Exercise aim ->
From the material below, list every line containing "taxerades".
···
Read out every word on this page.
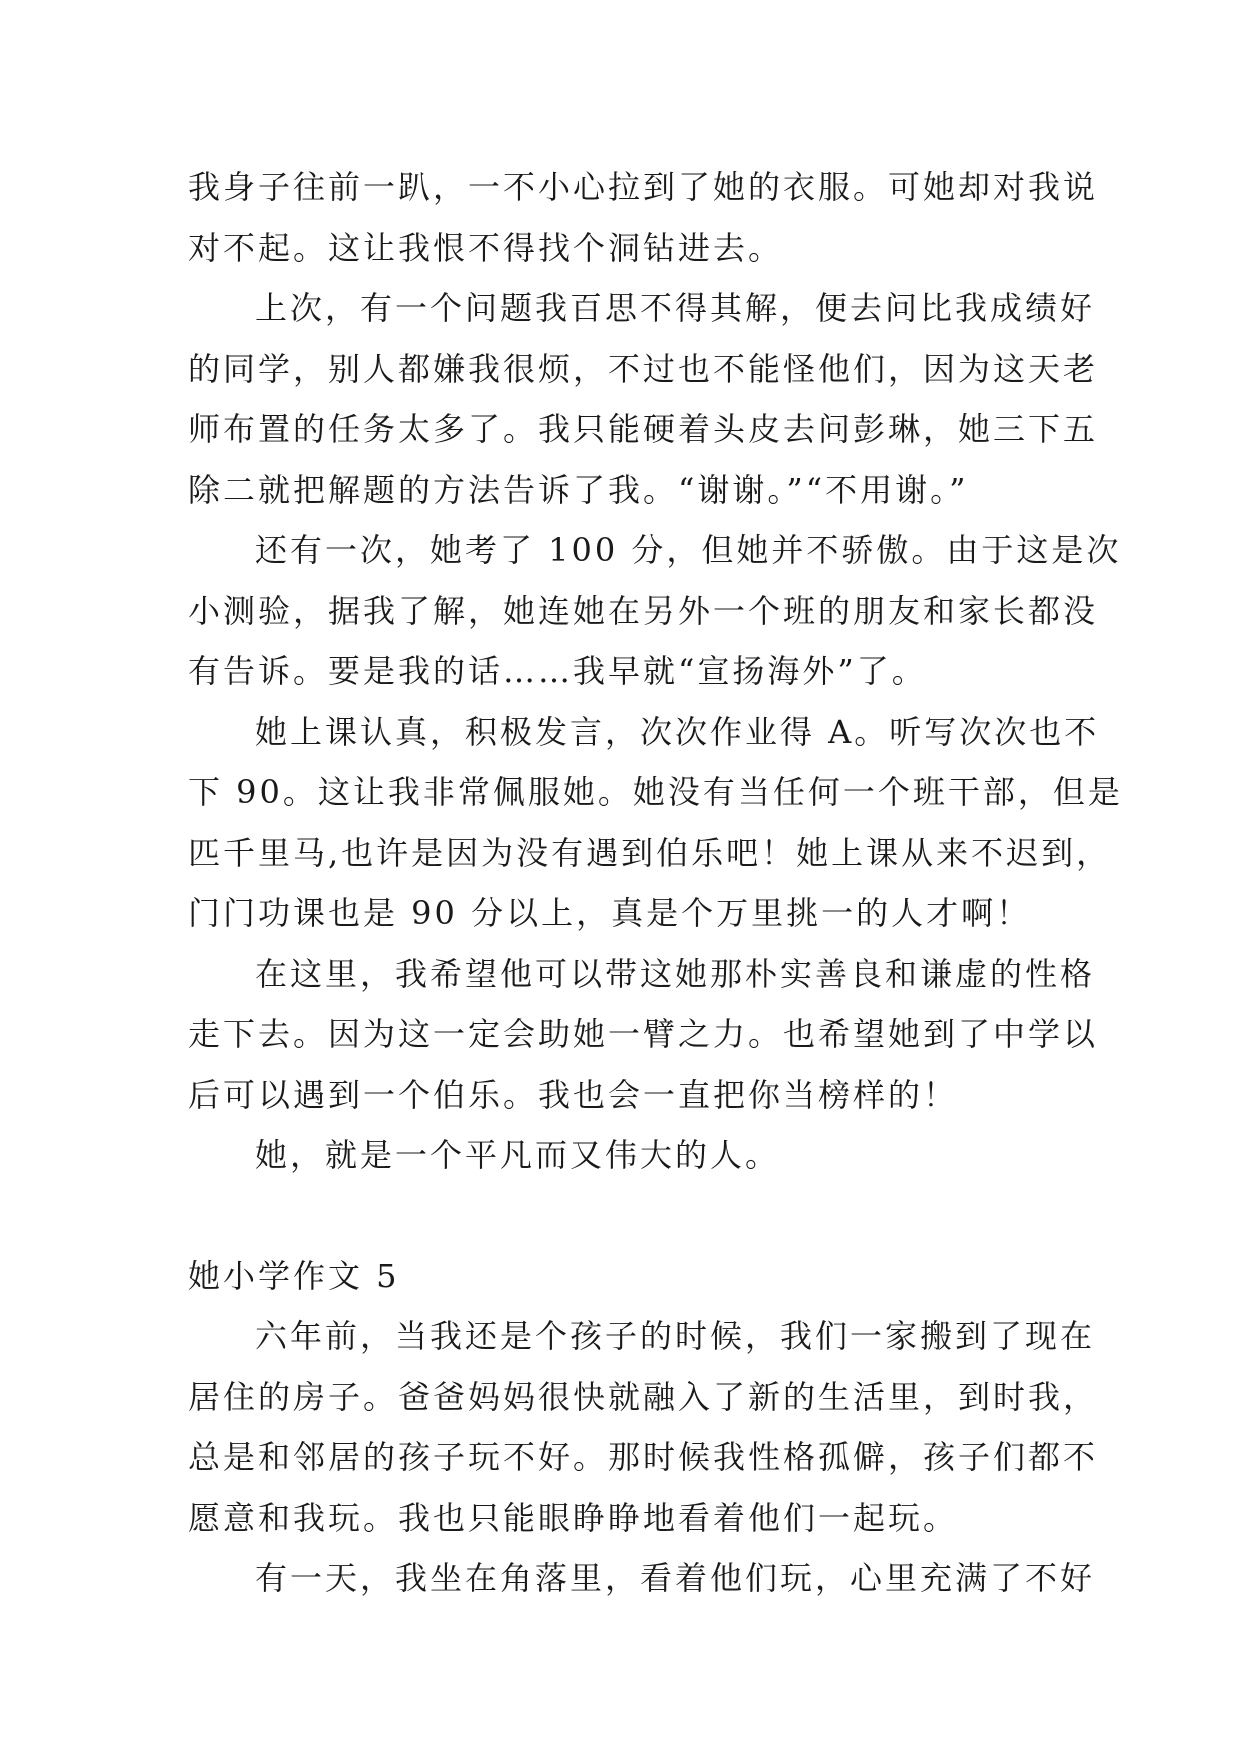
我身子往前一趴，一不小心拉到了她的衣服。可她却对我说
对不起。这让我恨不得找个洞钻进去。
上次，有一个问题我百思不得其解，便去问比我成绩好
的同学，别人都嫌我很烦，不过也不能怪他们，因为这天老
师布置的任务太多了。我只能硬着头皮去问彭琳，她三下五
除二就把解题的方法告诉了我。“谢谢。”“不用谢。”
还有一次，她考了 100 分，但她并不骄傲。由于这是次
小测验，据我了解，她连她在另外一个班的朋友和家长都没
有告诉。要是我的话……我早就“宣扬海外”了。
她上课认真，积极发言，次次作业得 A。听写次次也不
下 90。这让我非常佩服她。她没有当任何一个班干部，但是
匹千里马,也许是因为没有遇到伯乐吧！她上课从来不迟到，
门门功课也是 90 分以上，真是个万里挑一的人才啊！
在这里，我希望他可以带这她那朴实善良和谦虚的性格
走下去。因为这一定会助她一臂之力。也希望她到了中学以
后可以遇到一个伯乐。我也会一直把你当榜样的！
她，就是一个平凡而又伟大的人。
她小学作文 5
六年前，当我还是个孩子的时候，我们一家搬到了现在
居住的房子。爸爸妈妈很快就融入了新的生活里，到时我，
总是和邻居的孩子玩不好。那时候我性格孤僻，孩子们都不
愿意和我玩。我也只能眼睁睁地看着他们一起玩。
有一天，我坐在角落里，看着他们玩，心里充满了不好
···
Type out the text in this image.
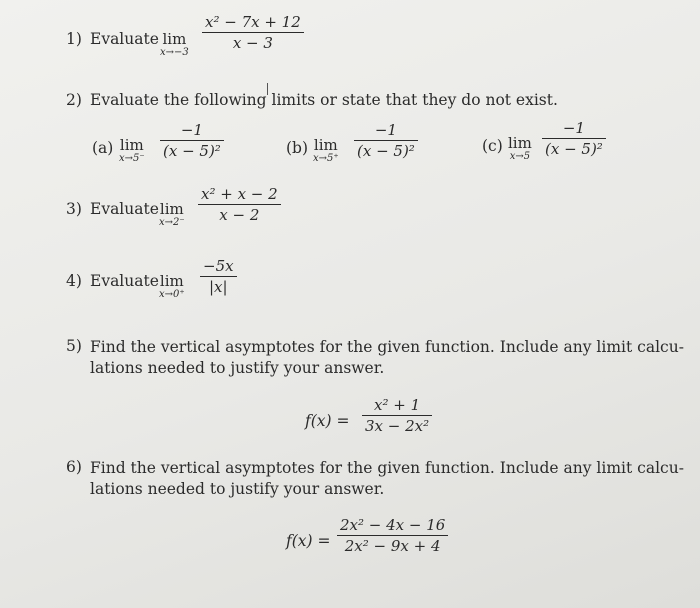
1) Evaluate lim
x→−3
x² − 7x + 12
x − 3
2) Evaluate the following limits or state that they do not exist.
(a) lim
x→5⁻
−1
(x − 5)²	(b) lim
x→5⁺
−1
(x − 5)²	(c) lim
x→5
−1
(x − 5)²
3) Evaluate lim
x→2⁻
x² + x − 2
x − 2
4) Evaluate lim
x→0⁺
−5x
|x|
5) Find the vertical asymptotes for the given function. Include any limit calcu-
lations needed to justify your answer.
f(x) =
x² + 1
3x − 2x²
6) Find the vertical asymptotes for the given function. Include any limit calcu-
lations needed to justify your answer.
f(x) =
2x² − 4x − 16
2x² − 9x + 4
···
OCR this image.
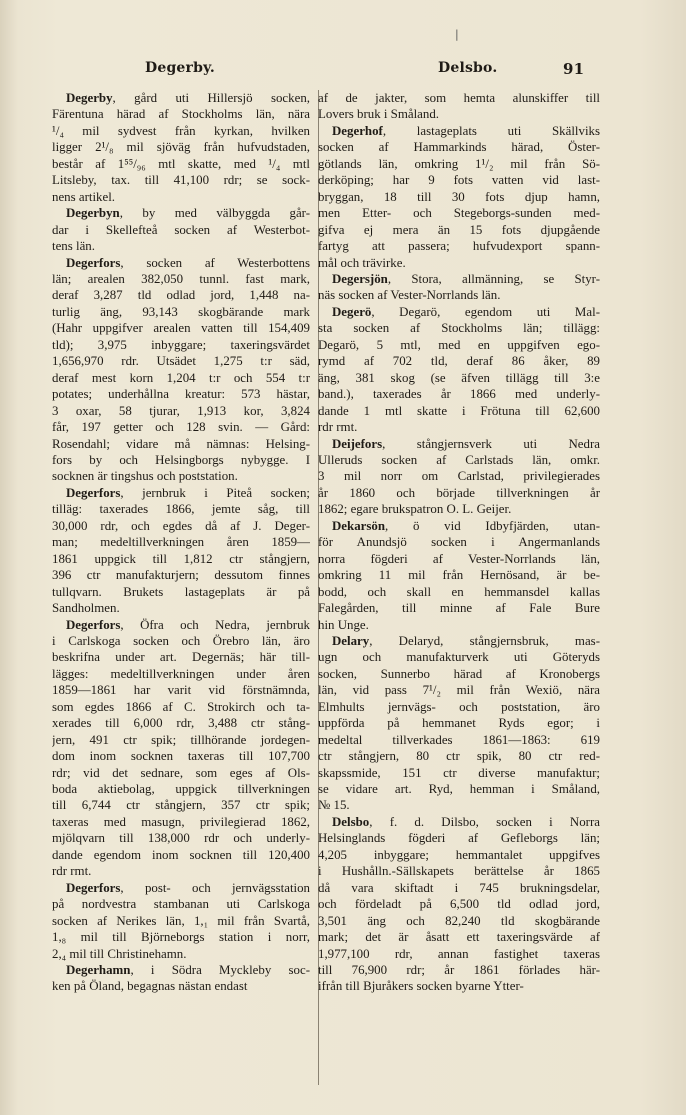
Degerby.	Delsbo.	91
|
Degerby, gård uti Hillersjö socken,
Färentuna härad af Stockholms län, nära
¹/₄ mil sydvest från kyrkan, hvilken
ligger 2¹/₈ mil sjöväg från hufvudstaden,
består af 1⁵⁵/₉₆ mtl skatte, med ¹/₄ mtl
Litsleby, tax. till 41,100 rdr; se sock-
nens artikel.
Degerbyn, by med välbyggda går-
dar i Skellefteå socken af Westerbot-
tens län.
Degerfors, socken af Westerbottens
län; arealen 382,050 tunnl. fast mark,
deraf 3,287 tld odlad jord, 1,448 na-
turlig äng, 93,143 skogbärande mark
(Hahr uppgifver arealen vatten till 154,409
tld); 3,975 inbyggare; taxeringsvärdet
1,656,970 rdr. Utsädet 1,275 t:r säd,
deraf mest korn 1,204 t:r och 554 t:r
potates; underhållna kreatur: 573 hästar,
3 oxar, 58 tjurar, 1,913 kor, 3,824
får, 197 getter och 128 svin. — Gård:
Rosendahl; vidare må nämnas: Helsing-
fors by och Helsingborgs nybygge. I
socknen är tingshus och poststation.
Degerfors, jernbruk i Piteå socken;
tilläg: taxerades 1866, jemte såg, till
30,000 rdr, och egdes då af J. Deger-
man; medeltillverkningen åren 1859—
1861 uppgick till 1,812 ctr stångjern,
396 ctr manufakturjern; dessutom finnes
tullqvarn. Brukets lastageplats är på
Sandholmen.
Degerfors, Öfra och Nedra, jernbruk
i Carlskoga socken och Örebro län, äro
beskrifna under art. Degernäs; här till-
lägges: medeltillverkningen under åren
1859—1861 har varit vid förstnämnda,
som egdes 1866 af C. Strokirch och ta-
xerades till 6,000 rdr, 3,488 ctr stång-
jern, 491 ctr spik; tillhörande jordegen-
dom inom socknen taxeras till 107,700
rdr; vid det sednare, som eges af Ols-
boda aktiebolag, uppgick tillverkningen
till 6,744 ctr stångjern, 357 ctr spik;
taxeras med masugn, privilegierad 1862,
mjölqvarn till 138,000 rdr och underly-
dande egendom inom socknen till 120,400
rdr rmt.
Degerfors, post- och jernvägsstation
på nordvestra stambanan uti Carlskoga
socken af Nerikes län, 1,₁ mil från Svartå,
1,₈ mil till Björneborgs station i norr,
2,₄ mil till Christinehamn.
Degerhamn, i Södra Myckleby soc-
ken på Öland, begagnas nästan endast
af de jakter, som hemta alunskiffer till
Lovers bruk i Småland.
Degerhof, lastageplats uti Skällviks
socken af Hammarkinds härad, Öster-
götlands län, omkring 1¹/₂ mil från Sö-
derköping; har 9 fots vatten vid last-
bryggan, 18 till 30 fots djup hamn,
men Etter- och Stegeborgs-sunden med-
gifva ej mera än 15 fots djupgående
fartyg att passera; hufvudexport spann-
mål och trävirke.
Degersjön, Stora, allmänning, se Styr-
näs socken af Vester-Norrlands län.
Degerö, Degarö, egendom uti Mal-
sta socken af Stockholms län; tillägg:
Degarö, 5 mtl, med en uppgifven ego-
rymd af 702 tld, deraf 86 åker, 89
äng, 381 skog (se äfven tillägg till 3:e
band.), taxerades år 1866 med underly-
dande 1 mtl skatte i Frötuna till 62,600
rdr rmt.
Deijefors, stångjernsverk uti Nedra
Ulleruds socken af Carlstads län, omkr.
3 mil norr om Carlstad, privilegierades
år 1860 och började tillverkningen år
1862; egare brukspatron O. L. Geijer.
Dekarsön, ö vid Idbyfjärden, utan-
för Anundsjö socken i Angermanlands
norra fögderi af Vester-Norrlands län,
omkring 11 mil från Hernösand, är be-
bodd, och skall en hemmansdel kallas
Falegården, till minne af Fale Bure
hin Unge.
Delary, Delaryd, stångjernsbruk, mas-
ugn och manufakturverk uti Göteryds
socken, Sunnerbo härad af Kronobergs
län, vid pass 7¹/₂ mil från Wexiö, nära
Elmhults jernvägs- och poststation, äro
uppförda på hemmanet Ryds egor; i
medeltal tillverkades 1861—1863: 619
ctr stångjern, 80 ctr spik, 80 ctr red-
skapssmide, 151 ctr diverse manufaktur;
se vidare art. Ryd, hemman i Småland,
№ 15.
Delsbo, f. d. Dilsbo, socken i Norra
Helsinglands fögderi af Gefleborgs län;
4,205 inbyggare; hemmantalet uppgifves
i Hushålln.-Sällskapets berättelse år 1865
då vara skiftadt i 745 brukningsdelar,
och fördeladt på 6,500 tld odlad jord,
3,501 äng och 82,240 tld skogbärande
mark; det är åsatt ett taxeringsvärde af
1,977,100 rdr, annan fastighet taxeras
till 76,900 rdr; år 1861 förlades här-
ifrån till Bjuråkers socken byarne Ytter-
···
Output for this task ->
tilläg: taxerades 1866, jemte såg, till
band.), taxerades år 1866 med underly-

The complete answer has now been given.